From the data that follows, copy every line with the string "días".

◆ **Given records**:
::::::::

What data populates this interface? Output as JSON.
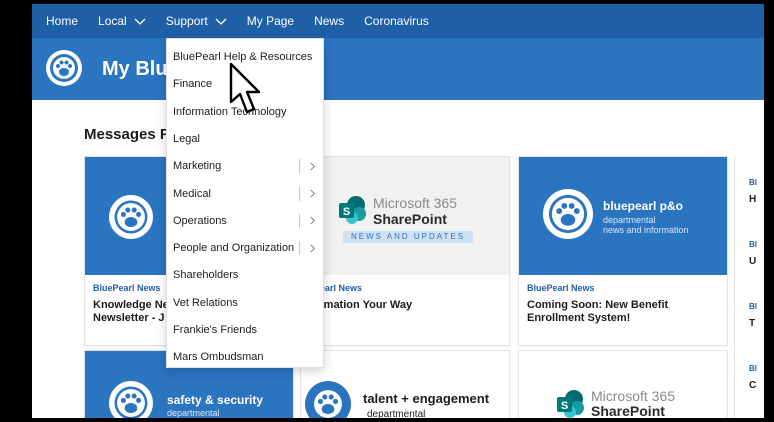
{
  "nav": {
    "items": [
      {
        "label": "Home",
        "has_chevron": false
      },
      {
        "label": "Local",
        "has_chevron": true
      },
      {
        "label": "Support",
        "has_chevron": true
      },
      {
        "label": "My Page",
        "has_chevron": false
      },
      {
        "label": "News",
        "has_chevron": false
      },
      {
        "label": "Coronavirus",
        "has_chevron": false
      }
    ]
  },
  "site": {
    "title": "My Blue"
  },
  "section": {
    "title": "Messages F"
  },
  "dropdown": {
    "items": [
      {
        "label": "BluePearl Help & Resources",
        "submenu": false
      },
      {
        "label": "Finance",
        "submenu": false
      },
      {
        "label": "Information Technology",
        "submenu": false
      },
      {
        "label": "Legal",
        "submenu": false
      },
      {
        "label": "Marketing",
        "submenu": true
      },
      {
        "label": "Medical",
        "submenu": true
      },
      {
        "label": "Operations",
        "submenu": true
      },
      {
        "label": "People and Organization",
        "submenu": true
      },
      {
        "label": "Shareholders",
        "submenu": false
      },
      {
        "label": "Vet Relations",
        "submenu": false
      },
      {
        "label": "Frankie's Friends",
        "submenu": false
      },
      {
        "label": "Mars Ombudsman",
        "submenu": false
      }
    ]
  },
  "cards": [
    {
      "category": "BluePearl News",
      "headline_line1": "Knowledge Ne",
      "headline_line2": "Newsletter - J"
    },
    {
      "category": "ePearl News",
      "headline_line1": "formation Your Way",
      "headline_line2": "",
      "ms_line1": "Microsoft 365",
      "ms_line2": "SharePoint",
      "ms_band": "NEWS AND UPDATES"
    },
    {
      "category": "BluePearl News",
      "headline_line1": "Coming Soon: New Benefit",
      "headline_line2": "Enrollment System!",
      "brand_title": "bluepearl p&o",
      "brand_sub1": "departmental",
      "brand_sub2": "news and information"
    },
    {
      "brand_title": "safety & security",
      "brand_sub1": "departmental"
    },
    {
      "brand_title": "talent + engagement",
      "brand_sub1": "departmental"
    },
    {
      "ms_line1": "Microsoft 365",
      "ms_line2": "SharePoint"
    }
  ],
  "side_column": {
    "rows": [
      {
        "cat": "Bl",
        "text": "H"
      },
      {
        "cat": "Bl",
        "text": "U"
      },
      {
        "cat": "Bl",
        "text": "T"
      },
      {
        "cat": "Bl",
        "text": "C"
      }
    ]
  },
  "colors": {
    "nav_bg": "#1f5fa6",
    "header_bg": "#2b74c0",
    "accent": "#1f5fa6"
  },
  "icons": {
    "chevron": "chevron-down-icon",
    "submenu": "chevron-right-icon",
    "logo": "paw-icon",
    "cursor": "mouse-pointer-icon"
  }
}
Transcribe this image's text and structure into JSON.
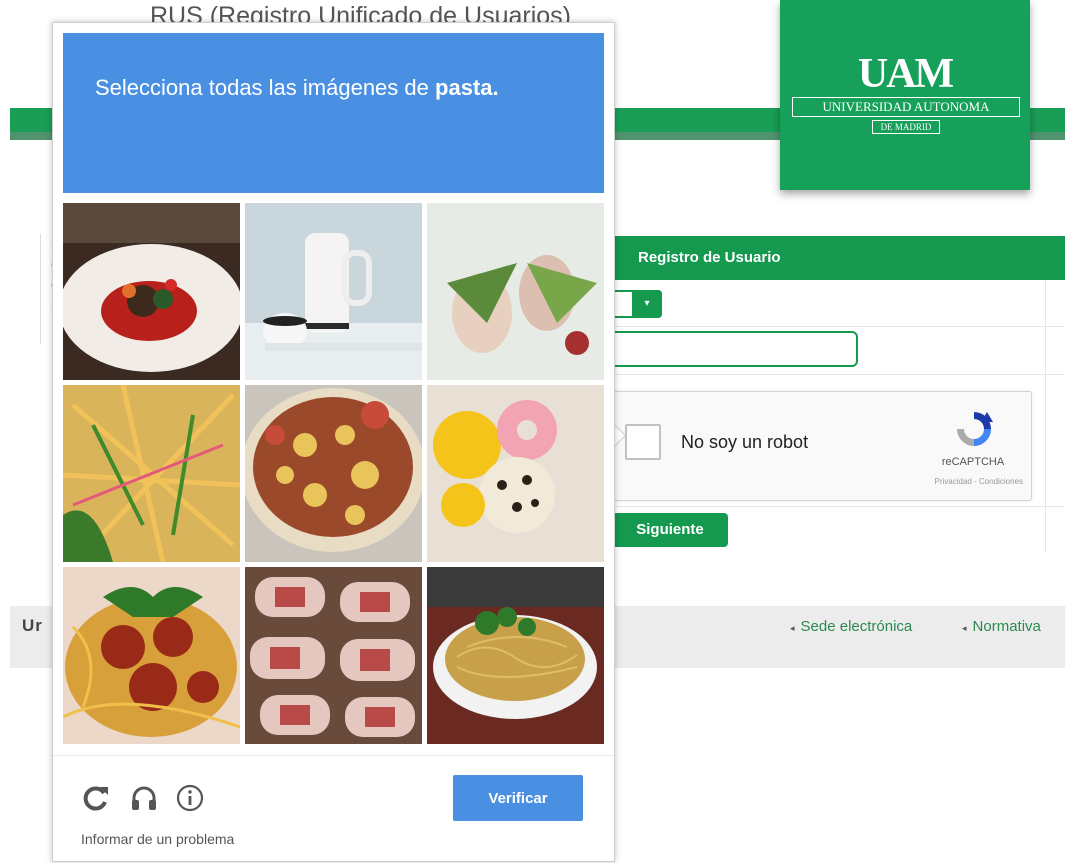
{
  "page": {
    "title": "RUS (Registro Unificado de Usuarios)",
    "logo": {
      "mark": "UAM",
      "name": "UNIVERSIDAD AUTONOMA",
      "sub": "DE MADRID"
    },
    "left_stub_letters": [
      "R",
      "C",
      "C",
      "S"
    ],
    "panel": {
      "header": "Registro de Usuario",
      "select_arrow": "▾",
      "recaptcha": {
        "label": "No soy un robot",
        "brand": "reCAPTCHA",
        "links": "Privacidad - Condiciones"
      },
      "next_button": "Siguiente"
    },
    "footer": {
      "text": "Ur",
      "links": [
        "Sede electrónica",
        "Normativa"
      ]
    }
  },
  "captcha": {
    "prompt_prefix": "Selecciona todas las imágenes de",
    "prompt_keyword": "pasta.",
    "tiles": [
      "plated-dish",
      "teapot",
      "rolls",
      "pasta-salad",
      "pizza",
      "donuts",
      "spaghetti",
      "meat-rolls",
      "noodles"
    ],
    "verify_label": "Verificar",
    "report_label": "Informar de un problema",
    "icons": [
      "reload-icon",
      "audio-icon",
      "info-icon"
    ]
  },
  "colors": {
    "green": "#14994f",
    "blue": "#4a90e2"
  }
}
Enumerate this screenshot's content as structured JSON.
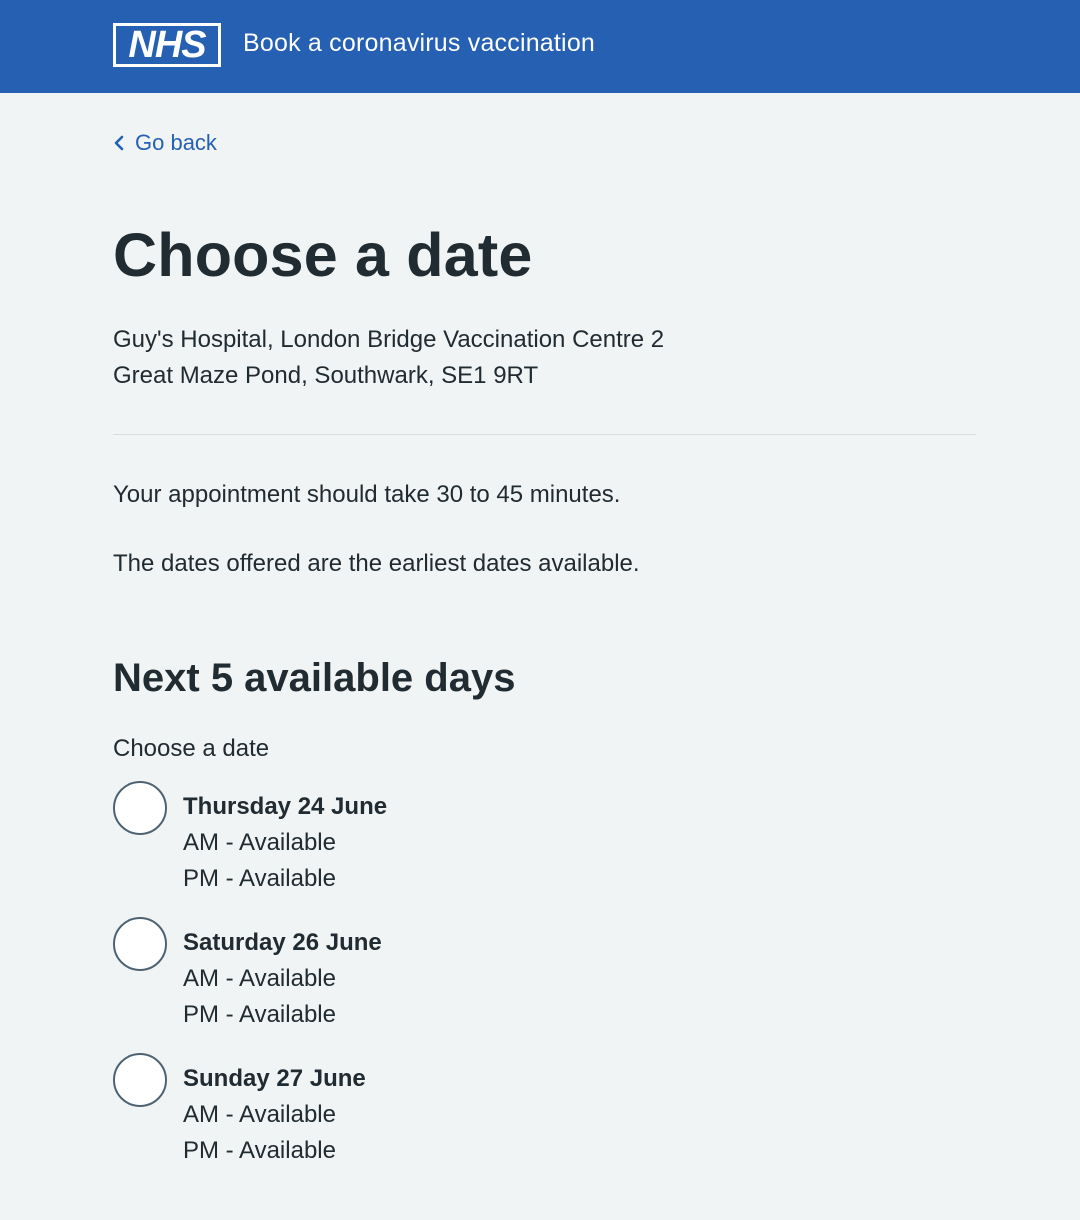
{
  "header": {
    "logo_text": "NHS",
    "service_name": "Book a coronavirus vaccination",
    "color": "#2560b3"
  },
  "back_link": {
    "label": "Go back",
    "icon": "chevron-left-icon"
  },
  "page_title": "Choose a date",
  "location": {
    "line1": "Guy's Hospital, London Bridge Vaccination Centre 2",
    "line2": "Great Maze Pond, Southwark, SE1 9RT"
  },
  "info": {
    "duration": "Your appointment should take 30 to 45 minutes.",
    "earliest": "The dates offered are the earliest dates available."
  },
  "section_heading": "Next 5 available days",
  "date_picker": {
    "legend": "Choose a date",
    "options": [
      {
        "date": "Thursday 24 June",
        "am": "AM - Available",
        "pm": "PM - Available"
      },
      {
        "date": "Saturday 26 June",
        "am": "AM - Available",
        "pm": "PM - Available"
      },
      {
        "date": "Sunday 27 June",
        "am": "AM - Available",
        "pm": "PM - Available"
      }
    ]
  }
}
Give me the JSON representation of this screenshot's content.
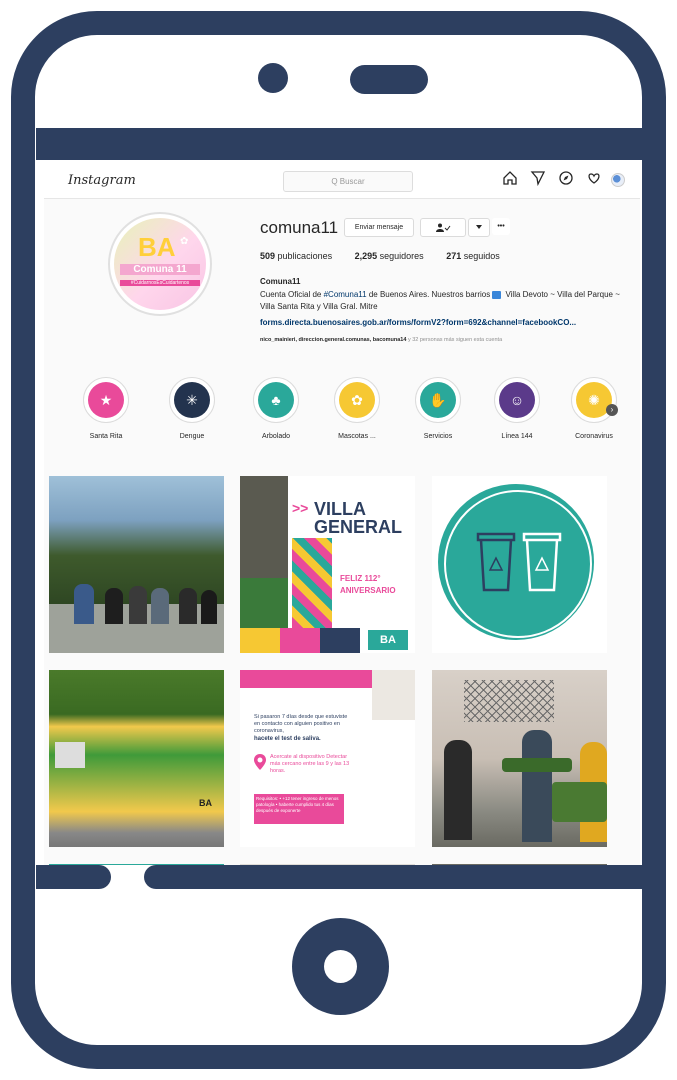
{
  "app": {
    "logo": "Instagram",
    "search_placeholder": "Q Buscar"
  },
  "profile": {
    "username": "comuna11",
    "message_button": "Enviar mensaje",
    "follow_icon": "person-check-icon",
    "more_label": "•••",
    "posts": "509",
    "posts_label": "publicaciones",
    "followers": "2,295",
    "followers_label": "seguidores",
    "following": "271",
    "following_label": "seguidos",
    "bio_name": "Comuna11",
    "bio_line1_a": "Cuenta Oficial de ",
    "bio_line1_hash": "#Comuna11",
    "bio_line1_b": " de Buenos Aires. Nuestros barrios",
    "bio_line1_c": " Villa Devoto ~ Villa del Parque ~ Villa Santa Rita y Villa Gral. Mitre",
    "bio_link": "forms.directa.buenosaires.gob.ar/forms/formV2?form=692&channel=facebookCO...",
    "followed_by_names": "nico_mainieri, direccion.general.comunas, bacomuna14",
    "followed_by_rest": "y 32 personas más siguen esta cuenta",
    "avatar_ba": "BA",
    "avatar_comuna": "Comuna 11",
    "avatar_hash": "#CuidarnosEsCuidartenos"
  },
  "highlights": [
    {
      "label": "Santa Rita",
      "color": "#e94a9a",
      "icon": "santa-rita-icon"
    },
    {
      "label": "Dengue",
      "color": "#23334e",
      "icon": "mosquito-icon"
    },
    {
      "label": "Arbolado",
      "color": "#2aa89a",
      "icon": "tree-icon"
    },
    {
      "label": "Mascotas ...",
      "color": "#f6c833",
      "icon": "pet-icon"
    },
    {
      "label": "Servicios",
      "color": "#2aa89a",
      "icon": "handshake-icon"
    },
    {
      "label": "Línea 144",
      "color": "#5b3a8a",
      "icon": "people-icon"
    },
    {
      "label": "Coronavirus",
      "color": "#f6c833",
      "icon": "virus-icon"
    }
  ],
  "posts": {
    "villa_general": "VILLA GENERAL",
    "villa_general_prefix": ">>",
    "feliz": "FELIZ 112°",
    "aniversario": "ANIVERSARIO",
    "ba": "BA",
    "saliva_text": "Si pasaron 7 días desde que estuviste en contacto con alguien positivo en coronavirus,",
    "saliva_bold": "hacete el test de saliva.",
    "acercate": "Acercate al dispositivo Detectar más cercano entre las 9 y las 13 horas.",
    "requisitos": "Requisitos: • +12 tener ingreso de menos patología • haberte cumplido tus 4 días después de exponerte"
  },
  "colors": {
    "frame": "#2d3f60",
    "teal": "#2aa89a",
    "pink": "#e94a9a",
    "yellow": "#f6c833"
  }
}
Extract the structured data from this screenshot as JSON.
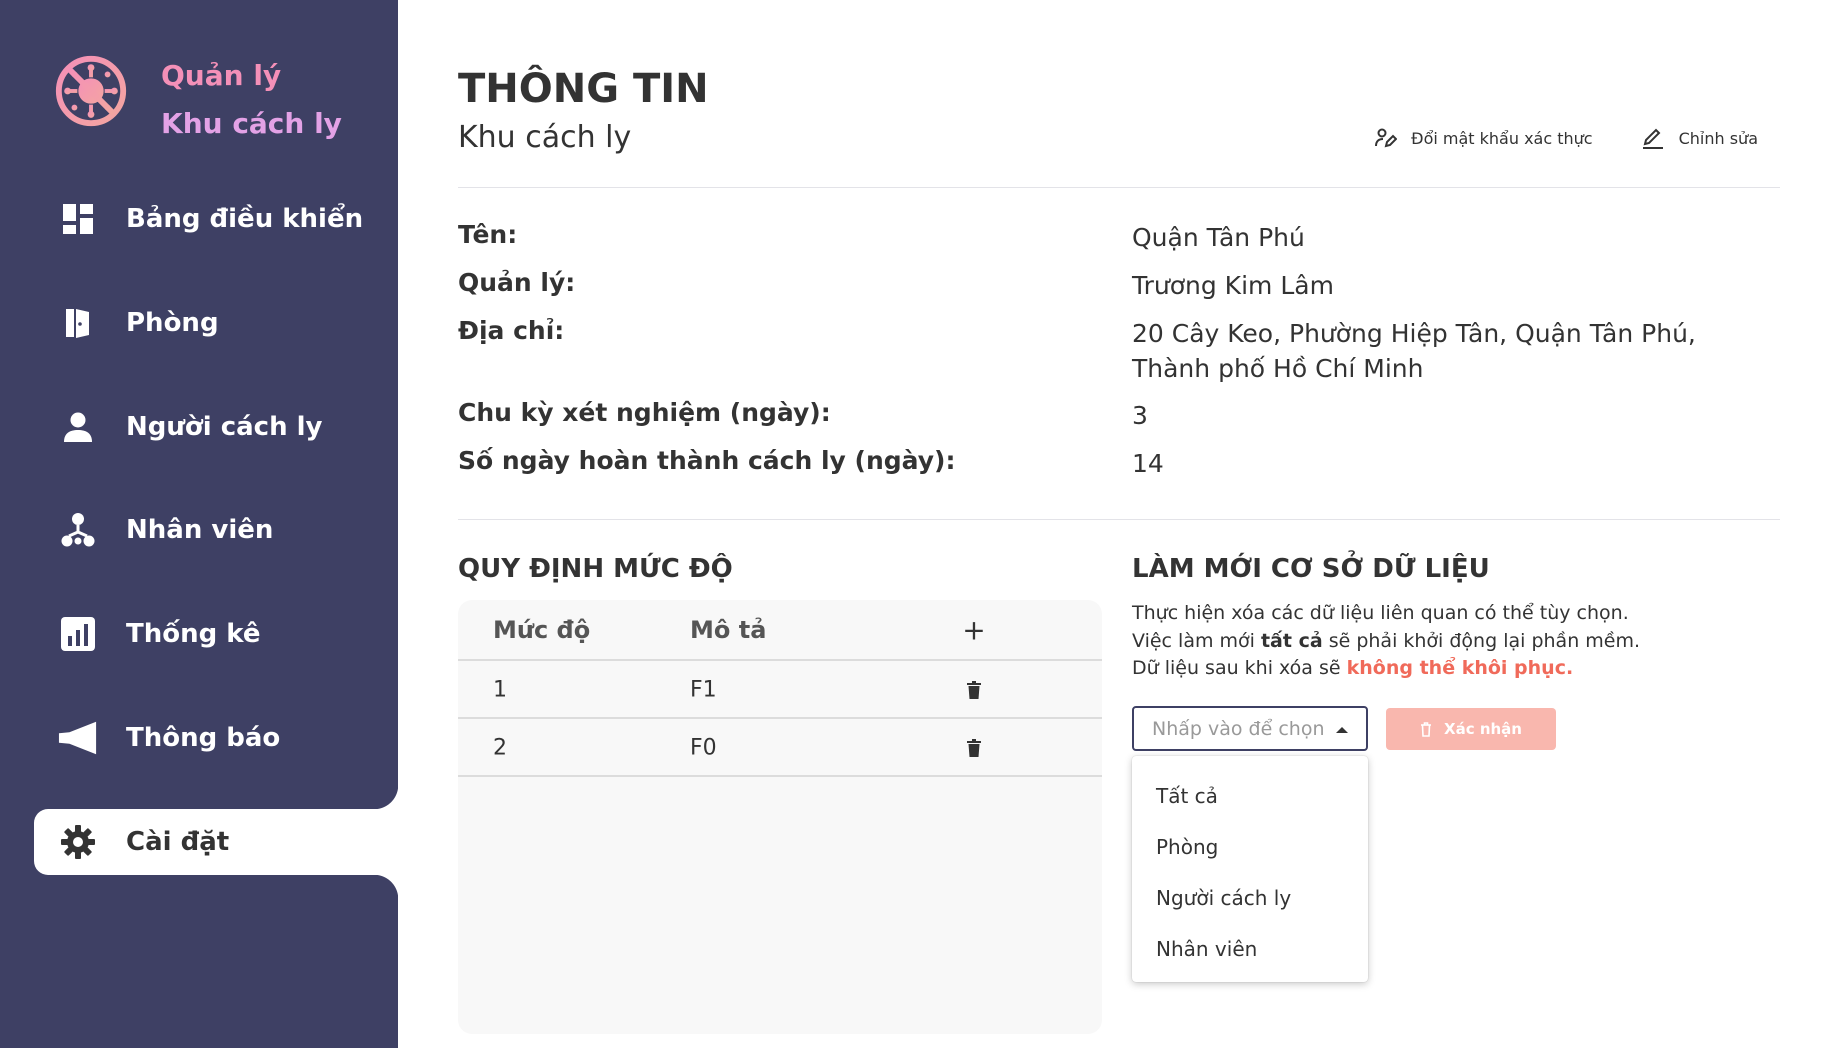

::::::::

◆ **Written response**:
    "saliva_text": "Si pasaron 7 días desde que estuviste en contacto con alguien positivo en coronavirus,",
    "requisitos": "Requisitos: • +12 tener ingreso de menos patología • haberte cumplido tus 4 días después de exponerte"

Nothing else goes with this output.